(WHAT THE TASK REQUIRES): Return the lines starting at the one that contains "candlestick (216, 428, 220, 460)" and ending with the one that contains "candlestick (108, 379, 112, 395)", copying them exactly as they appear.

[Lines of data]
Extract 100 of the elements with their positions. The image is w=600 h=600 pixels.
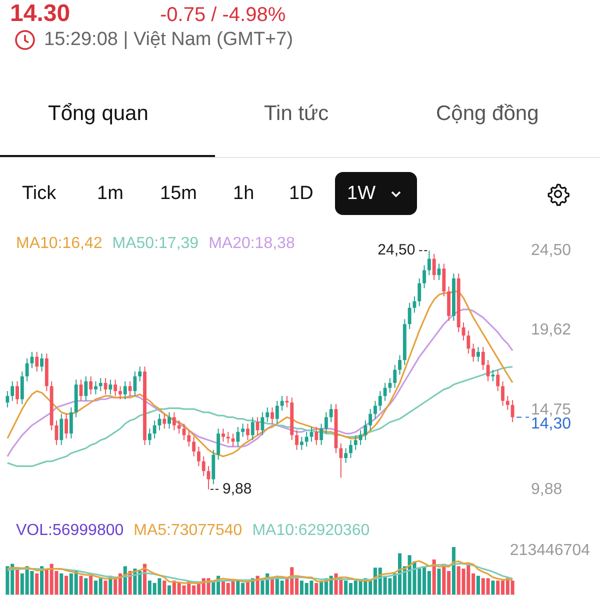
candlestick (216, 428, 220, 460)
bar (64, 576, 68, 595)
candlestick (133, 370, 137, 396)
candlestick (89, 376, 93, 395)
candlestick (324, 412, 328, 434)
candlestick (25, 358, 29, 382)
candlestick (275, 400, 279, 424)
series-label: VOL:56999800 (16, 522, 124, 539)
bar (79, 576, 83, 595)
bar (452, 547, 456, 595)
candlestick (20, 370, 24, 405)
candlestick (236, 426, 240, 448)
candlestick (108, 379, 112, 395)
candlestick (118, 386, 122, 400)
candlestick (349, 440, 352, 459)
candlestick (187, 430, 191, 448)
candlestick (152, 420, 156, 439)
candlestick (295, 430, 298, 450)
candlestick (358, 430, 362, 446)
text: 15m (160, 183, 197, 205)
candlestick (206, 466, 210, 490)
candlestick (148, 428, 152, 446)
candlestick (408, 302, 412, 330)
candlestick (510, 400, 514, 423)
candlestick (364, 420, 368, 441)
candlestick (114, 379, 118, 396)
series-label: MA5:73077540 (134, 522, 242, 539)
candlestick (246, 423, 250, 441)
y-tick-label: 19,62 (531, 322, 572, 339)
candlestick (16, 380, 19, 405)
candlestick (226, 431, 230, 444)
candlestick (202, 456, 206, 477)
candlestick (60, 413, 64, 446)
candlestick (40, 353, 44, 372)
text: MA10:16,42 (16, 235, 102, 252)
candlestick (378, 390, 382, 412)
y-tick-label: 9,88 (531, 480, 562, 498)
bar (491, 580, 495, 595)
bar (314, 583, 318, 595)
text: Tin tức (264, 102, 329, 126)
bar (89, 576, 93, 595)
candlestick (398, 354, 402, 376)
candlestick (472, 343, 476, 362)
text: Tổng quan (48, 102, 148, 126)
annotation: 9,88 (222, 480, 252, 498)
candlestick (222, 428, 225, 442)
candlestick (339, 442, 343, 478)
candlestick (329, 404, 333, 423)
candlestick (466, 330, 470, 354)
candlestick (172, 412, 176, 431)
candlestick (501, 380, 504, 406)
candlestick (432, 253, 436, 280)
candlestick (374, 400, 377, 420)
candlestick (496, 369, 500, 392)
bar (104, 580, 108, 595)
candlestick (162, 413, 166, 430)
candlestick (481, 346, 485, 370)
candlestick (476, 346, 480, 362)
bar (476, 576, 480, 595)
candlestick (196, 446, 200, 467)
bar (168, 585, 172, 595)
candlestick (94, 380, 98, 395)
bar (432, 559, 436, 595)
candlestick (314, 426, 318, 446)
candlestick (280, 395, 284, 412)
candlestick (138, 366, 142, 382)
candlestick (6, 390, 10, 408)
candlestick (98, 378, 102, 392)
text: 15:29:08 | Việt Nam (GMT+7) (44, 29, 294, 51)
bar (60, 573, 64, 595)
candlestick (422, 264, 426, 289)
candlestick (241, 423, 245, 438)
candlestick (128, 380, 132, 396)
candlestick (383, 382, 387, 402)
candlestick (310, 426, 314, 442)
bar (15, 568, 20, 595)
candlestick (418, 278, 422, 307)
annotation: 24,50 (378, 242, 416, 259)
candlestick (123, 380, 127, 400)
candlestick (10, 380, 14, 402)
candlestick (344, 448, 348, 464)
candlestick (491, 369, 495, 382)
candlestick (442, 263, 446, 297)
text: -0.75 / -4.98% (160, 4, 286, 27)
candlestick (266, 406, 270, 423)
candlestick (393, 364, 397, 388)
text: Cộng đồng (436, 102, 539, 126)
candlestick (168, 412, 171, 430)
text: 1h (233, 183, 254, 205)
candlestick (270, 406, 274, 424)
candlestick (412, 296, 416, 314)
y-tick-label: 14,75 (531, 401, 572, 418)
bar (84, 578, 88, 595)
candlestick (64, 413, 68, 439)
candlestick (260, 412, 264, 436)
candlestick (84, 376, 88, 402)
candlestick (256, 416, 260, 436)
annotation: 213446704 (510, 542, 590, 560)
candlestick (69, 406, 73, 439)
bar (437, 568, 441, 595)
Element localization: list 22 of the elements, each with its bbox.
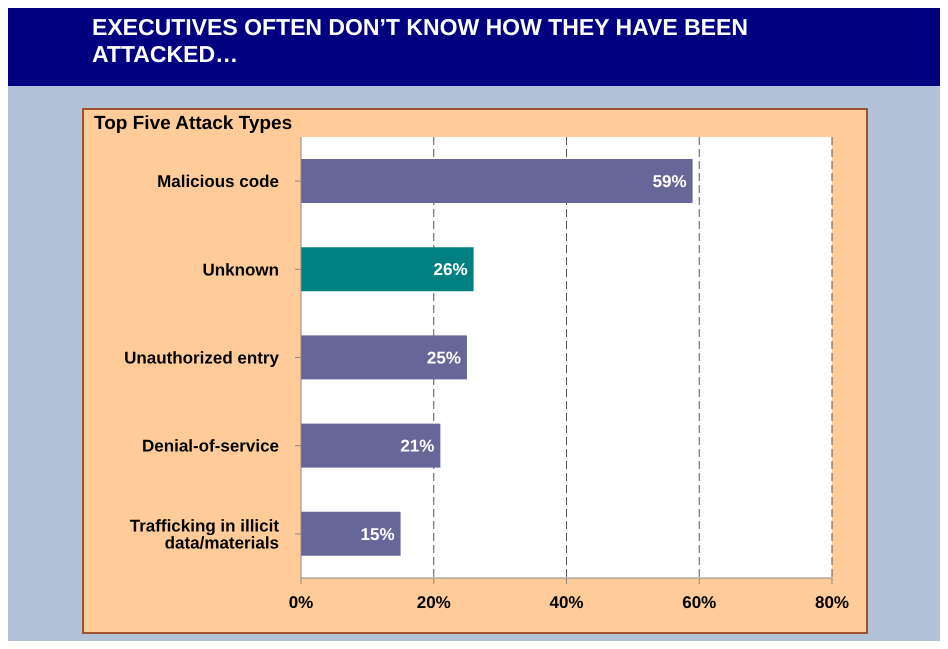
bar — [301, 159, 693, 203]
y-tick-label: Unknown — [202, 260, 279, 280]
y-tick-label: Denial-of-service — [142, 436, 279, 456]
x-tick-label: 40% — [549, 593, 584, 612]
x-tick-label: 60% — [682, 593, 716, 612]
x-tick-label: 0% — [288, 593, 314, 612]
y-tick-label: Trafficking in illicit data/materials — [130, 516, 280, 552]
data-label: 25% — [426, 348, 461, 368]
x-tick-label: 80% — [814, 593, 850, 612]
y-tick-label: Unauthorized entry — [124, 348, 280, 368]
chart-title: EXECUTIVES OFTEN DON’T KNOW HOW THEY HAVE BEEN ATTACKED… — [92, 14, 749, 68]
data-label: 15% — [360, 524, 395, 544]
bar — [301, 424, 440, 468]
x-tick-label: 20% — [416, 593, 451, 612]
bar — [301, 512, 401, 556]
data-label: 59% — [652, 172, 687, 191]
data-label: 26% — [434, 260, 468, 280]
data-label: 21% — [400, 436, 434, 456]
y-tick-label: Malicious code — [157, 172, 279, 192]
bar — [301, 247, 474, 292]
bar — [301, 335, 467, 380]
chart-subtitle: Top Five Attack Types — [94, 113, 292, 135]
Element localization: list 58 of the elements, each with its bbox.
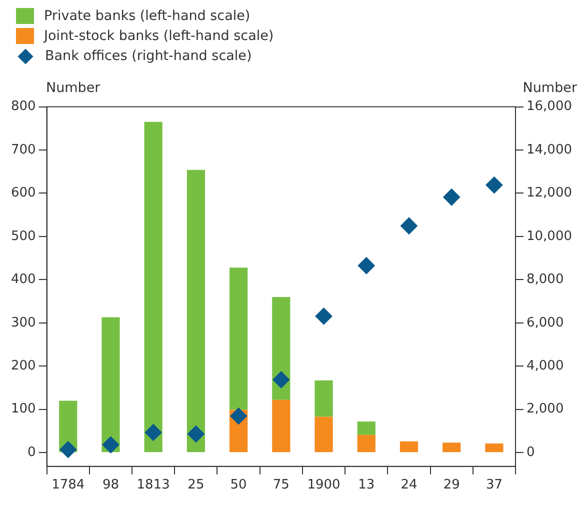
x-tick-label: 1784 <box>52 478 85 493</box>
bar <box>357 421 376 435</box>
x-tick-label: 37 <box>486 478 502 493</box>
x-tick-label: 13 <box>358 478 375 493</box>
y-axis-title: Number <box>46 80 100 96</box>
y-tick-label: 0 <box>28 444 36 460</box>
x-tick-label: 1900 <box>307 478 340 493</box>
legend-label: Joint-stock banks (left-hand scale) <box>44 28 274 44</box>
bar <box>230 268 248 410</box>
y2-tick-label: 8,000 <box>526 272 564 288</box>
bar <box>186 170 205 452</box>
x-tick-label: 29 <box>443 478 460 493</box>
point <box>400 217 418 234</box>
y2-tick-label: 0 <box>526 444 535 460</box>
bar <box>357 434 376 452</box>
bar <box>485 443 504 452</box>
y2-tick-label: 14,000 <box>526 142 572 158</box>
x-tick-label: 1813 <box>136 478 170 493</box>
x-tick-label: 25 <box>188 478 204 493</box>
y2-axis-title: Number <box>522 80 577 96</box>
y-tick-label: 300 <box>10 315 36 330</box>
point <box>230 408 248 425</box>
y-tick-label: 600 <box>10 186 36 201</box>
bar <box>144 122 162 452</box>
point <box>272 371 290 388</box>
y-tick-label: 800 <box>10 99 36 114</box>
legend-label: Private banks (left-hand scale) <box>44 8 250 24</box>
x-tick-label: 24 <box>400 478 418 493</box>
y2-tick-label: 2,000 <box>526 402 564 417</box>
point <box>187 425 204 442</box>
y-tick-label: 500 <box>10 228 36 244</box>
x-tick-label: 98 <box>102 478 119 493</box>
y2-tick-label: 10,000 <box>526 228 572 244</box>
y-tick-label: 100 <box>10 402 36 417</box>
bar <box>442 442 461 452</box>
y2-tick-label: 12,000 <box>526 186 572 201</box>
bar <box>314 416 333 452</box>
x-tick-label: 50 <box>230 478 247 493</box>
point <box>144 424 162 441</box>
bar <box>272 296 290 400</box>
point <box>486 176 503 194</box>
x-tick-label: 75 <box>272 478 290 493</box>
y-tick-label: 400 <box>10 272 36 288</box>
point <box>443 188 460 206</box>
point <box>60 441 77 458</box>
y-tick-label: 200 <box>10 358 36 374</box>
bar <box>400 441 418 452</box>
point <box>358 257 375 274</box>
y-tick-label: 700 <box>10 142 36 158</box>
y2-tick-label: 4,000 <box>526 358 564 374</box>
y2-tick-label: 16,000 <box>526 99 572 114</box>
bar <box>272 400 290 452</box>
point <box>102 436 120 454</box>
bar <box>314 380 333 417</box>
legend-label: Bank offices (right-hand scale) <box>45 48 252 64</box>
point <box>315 308 332 325</box>
y2-tick-label: 6,000 <box>526 315 564 330</box>
bar <box>102 317 120 452</box>
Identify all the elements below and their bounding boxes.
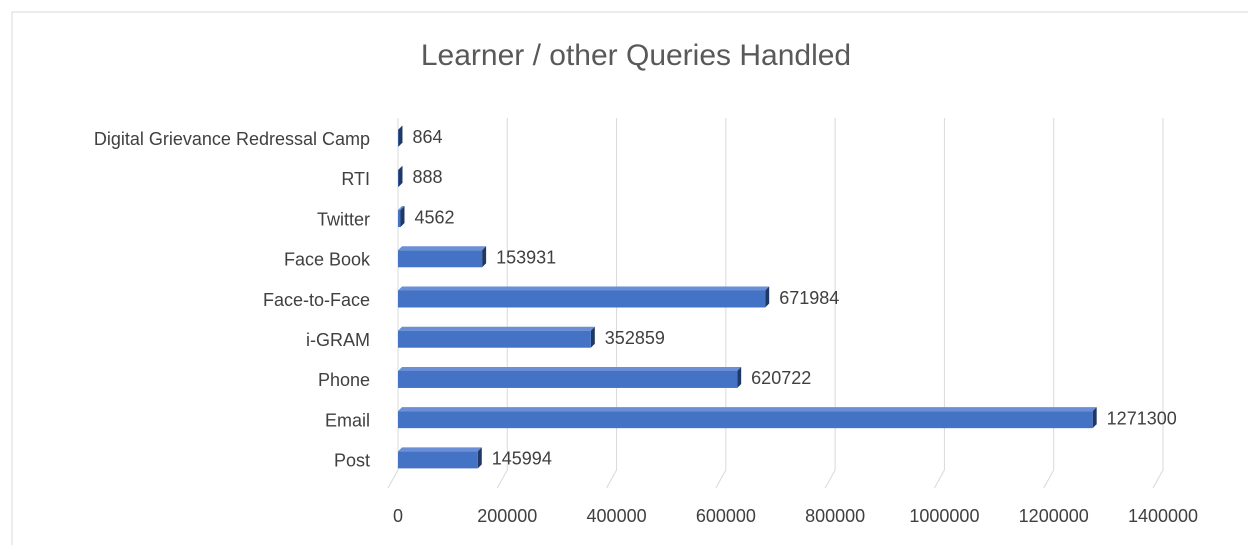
data-label: 352859 (605, 328, 665, 348)
y-tick-label: Face-to-Face (263, 290, 370, 310)
x-tick-label: 1200000 (1019, 506, 1089, 526)
bar-side (398, 165, 403, 187)
bar-top (398, 206, 405, 211)
grid-line (496, 118, 508, 489)
y-tick-label: Email (325, 410, 370, 430)
data-label: 671984 (779, 288, 839, 308)
grid-line (824, 118, 836, 489)
x-tick-label: 0 (393, 506, 403, 526)
bar-side (482, 246, 487, 268)
bar-side (477, 447, 482, 469)
bar-top (398, 246, 487, 251)
x-tick-label: 800000 (805, 506, 865, 526)
x-tick-label: 1000000 (909, 506, 979, 526)
y-tick-label: i-GRAM (306, 330, 370, 350)
data-label: 620722 (751, 368, 811, 388)
grid-line (606, 118, 618, 489)
grid-line (715, 118, 727, 489)
bar (398, 370, 738, 388)
x-tick-label: 600000 (696, 506, 756, 526)
bar-top (398, 447, 482, 452)
bar-top (398, 407, 1097, 412)
y-tick-label: Twitter (317, 209, 370, 229)
x-tick-label: 400000 (587, 506, 647, 526)
y-tick-label: Face Book (284, 250, 371, 270)
bar-side (398, 125, 403, 147)
data-label: 888 (412, 167, 442, 187)
bar-top (398, 165, 403, 170)
bar-side (737, 366, 742, 388)
bar (398, 411, 1093, 429)
y-tick-label: Phone (318, 370, 370, 390)
y-tick-label: Post (334, 451, 370, 471)
chart-title: Learner / other Queries Handled (421, 39, 851, 72)
bar-top (398, 286, 770, 291)
grid-line (1043, 118, 1055, 489)
bar-side (765, 286, 770, 308)
chart-border (11, 11, 1248, 545)
bar-side (1092, 407, 1097, 429)
bar-top (398, 326, 595, 331)
y-tick-label: RTI (341, 169, 370, 189)
bar-top (398, 125, 403, 130)
data-label: 145994 (492, 449, 552, 469)
x-tick-label: 1400000 (1128, 506, 1198, 526)
grid-line (1152, 118, 1164, 489)
bar (398, 290, 766, 308)
grid-line (933, 118, 945, 489)
bar (398, 250, 483, 268)
x-tick-label: 200000 (477, 506, 537, 526)
bar (398, 451, 478, 469)
y-tick-label: Digital Grievance Redressal Camp (94, 129, 370, 149)
data-label: 153931 (496, 248, 556, 268)
bar-top (398, 366, 742, 371)
bar (398, 330, 591, 348)
data-label: 1271300 (1107, 408, 1177, 428)
bar-side (400, 206, 405, 228)
bar (398, 210, 401, 228)
data-label: 864 (412, 127, 442, 147)
data-label: 4562 (414, 207, 454, 227)
grid-line (387, 118, 399, 489)
bar-side (590, 326, 595, 348)
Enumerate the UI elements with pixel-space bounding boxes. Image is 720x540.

(CORRECT ANSWER):
candlestick (216, 428, 220, 460)
bar (64, 576, 68, 595)
candlestick (133, 370, 137, 396)
candlestick (89, 376, 93, 395)
candlestick (324, 412, 328, 434)
candlestick (25, 358, 29, 382)
candlestick (275, 400, 279, 424)
series-label: VOL:56999800 (16, 522, 124, 539)
bar (79, 576, 83, 595)
bar (452, 547, 456, 595)
candlestick (20, 370, 24, 405)
candlestick (236, 426, 240, 448)
candlestick (108, 379, 112, 395)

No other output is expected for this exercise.